══ Records for the exercise

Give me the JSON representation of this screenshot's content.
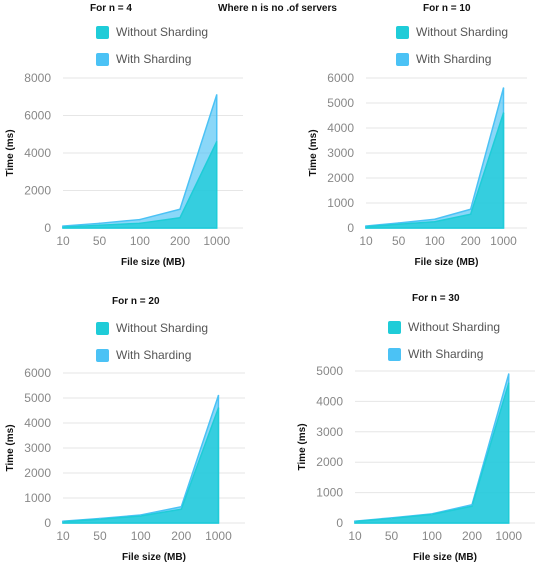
{
  "header": {
    "center_caption": "Where n is no .of servers"
  },
  "colors": {
    "without_sharding": "#1FCCD8",
    "with_sharding": "#4BC2F5",
    "grid": "#e6e6e6"
  },
  "chart_data": [
    {
      "type": "area",
      "title": "For n = 4",
      "categories": [
        "10",
        "50",
        "100",
        "200",
        "1000"
      ],
      "series": [
        {
          "name": "Without Sharding",
          "values": [
            50,
            150,
            250,
            550,
            4600
          ]
        },
        {
          "name": "With Sharding",
          "values": [
            100,
            250,
            450,
            1000,
            7100
          ]
        }
      ],
      "xlabel": "File size (MB)",
      "ylabel": "Time (ms)",
      "ylim": [
        0,
        8000
      ],
      "yticks": [
        0,
        2000,
        4000,
        6000,
        8000
      ],
      "grid": true,
      "legend": "top"
    },
    {
      "type": "area",
      "title": "For n = 10",
      "categories": [
        "10",
        "50",
        "100",
        "200",
        "1000"
      ],
      "series": [
        {
          "name": "Without Sharding",
          "values": [
            50,
            150,
            250,
            550,
            4600
          ]
        },
        {
          "name": "With Sharding",
          "values": [
            80,
            200,
            350,
            750,
            5600
          ]
        }
      ],
      "xlabel": "File size (MB)",
      "ylabel": "Time (ms)",
      "ylim": [
        0,
        6000
      ],
      "yticks": [
        0,
        1000,
        2000,
        3000,
        4000,
        5000,
        6000
      ],
      "grid": true,
      "legend": "top"
    },
    {
      "type": "area",
      "title": "For n = 20",
      "categories": [
        "10",
        "50",
        "100",
        "200",
        "1000"
      ],
      "series": [
        {
          "name": "Without Sharding",
          "values": [
            50,
            150,
            280,
            550,
            4600
          ]
        },
        {
          "name": "With Sharding",
          "values": [
            70,
            180,
            320,
            650,
            5100
          ]
        }
      ],
      "xlabel": "File size (MB)",
      "ylabel": "Time (ms)",
      "ylim": [
        0,
        6000
      ],
      "yticks": [
        0,
        1000,
        2000,
        3000,
        4000,
        5000,
        6000
      ],
      "grid": true,
      "legend": "top"
    },
    {
      "type": "area",
      "title": "For n = 30",
      "categories": [
        "10",
        "50",
        "100",
        "200",
        "1000"
      ],
      "series": [
        {
          "name": "Without Sharding",
          "values": [
            50,
            150,
            280,
            550,
            4600
          ]
        },
        {
          "name": "With Sharding",
          "values": [
            60,
            170,
            300,
            600,
            4900
          ]
        }
      ],
      "xlabel": "File size (MB)",
      "ylabel": "Time (ms)",
      "ylim": [
        0,
        5000
      ],
      "yticks": [
        0,
        1000,
        2000,
        3000,
        4000,
        5000
      ],
      "grid": true,
      "legend": "top"
    }
  ]
}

════

Objective: Restate each entry word for word, leaving out any pictures.

Worked answer:
Give me the JSON representation of this screenshot's content.
{
  "header": {
    "center_caption": "Where n is no .of servers"
  },
  "colors": {
    "without_sharding": "#1FCCD8",
    "with_sharding": "#4BC2F5",
    "grid": "#e6e6e6"
  },
  "chart_data": [
    {
      "type": "area",
      "title": "For n = 4",
      "categories": [
        "10",
        "50",
        "100",
        "200",
        "1000"
      ],
      "series": [
        {
          "name": "Without Sharding",
          "values": [
            50,
            150,
            250,
            550,
            4600
          ]
        },
        {
          "name": "With Sharding",
          "values": [
            100,
            250,
            450,
            1000,
            7100
          ]
        }
      ],
      "xlabel": "File size (MB)",
      "ylabel": "Time (ms)",
      "ylim": [
        0,
        8000
      ],
      "yticks": [
        0,
        2000,
        4000,
        6000,
        8000
      ],
      "grid": true,
      "legend": "top"
    },
    {
      "type": "area",
      "title": "For n = 10",
      "categories": [
        "10",
        "50",
        "100",
        "200",
        "1000"
      ],
      "series": [
        {
          "name": "Without Sharding",
          "values": [
            50,
            150,
            250,
            550,
            4600
          ]
        },
        {
          "name": "With Sharding",
          "values": [
            80,
            200,
            350,
            750,
            5600
          ]
        }
      ],
      "xlabel": "File size (MB)",
      "ylabel": "Time (ms)",
      "ylim": [
        0,
        6000
      ],
      "yticks": [
        0,
        1000,
        2000,
        3000,
        4000,
        5000,
        6000
      ],
      "grid": true,
      "legend": "top"
    },
    {
      "type": "area",
      "title": "For n = 20",
      "categories": [
        "10",
        "50",
        "100",
        "200",
        "1000"
      ],
      "series": [
        {
          "name": "Without Sharding",
          "values": [
            50,
            150,
            280,
            550,
            4600
          ]
        },
        {
          "name": "With Sharding",
          "values": [
            70,
            180,
            320,
            650,
            5100
          ]
        }
      ],
      "xlabel": "File size (MB)",
      "ylabel": "Time (ms)",
      "ylim": [
        0,
        6000
      ],
      "yticks": [
        0,
        1000,
        2000,
        3000,
        4000,
        5000,
        6000
      ],
      "grid": true,
      "legend": "top"
    },
    {
      "type": "area",
      "title": "For n = 30",
      "categories": [
        "10",
        "50",
        "100",
        "200",
        "1000"
      ],
      "series": [
        {
          "name": "Without Sharding",
          "values": [
            50,
            150,
            280,
            550,
            4600
          ]
        },
        {
          "name": "With Sharding",
          "values": [
            60,
            170,
            300,
            600,
            4900
          ]
        }
      ],
      "xlabel": "File size (MB)",
      "ylabel": "Time (ms)",
      "ylim": [
        0,
        5000
      ],
      "yticks": [
        0,
        1000,
        2000,
        3000,
        4000,
        5000
      ],
      "grid": true,
      "legend": "top"
    }
  ]
}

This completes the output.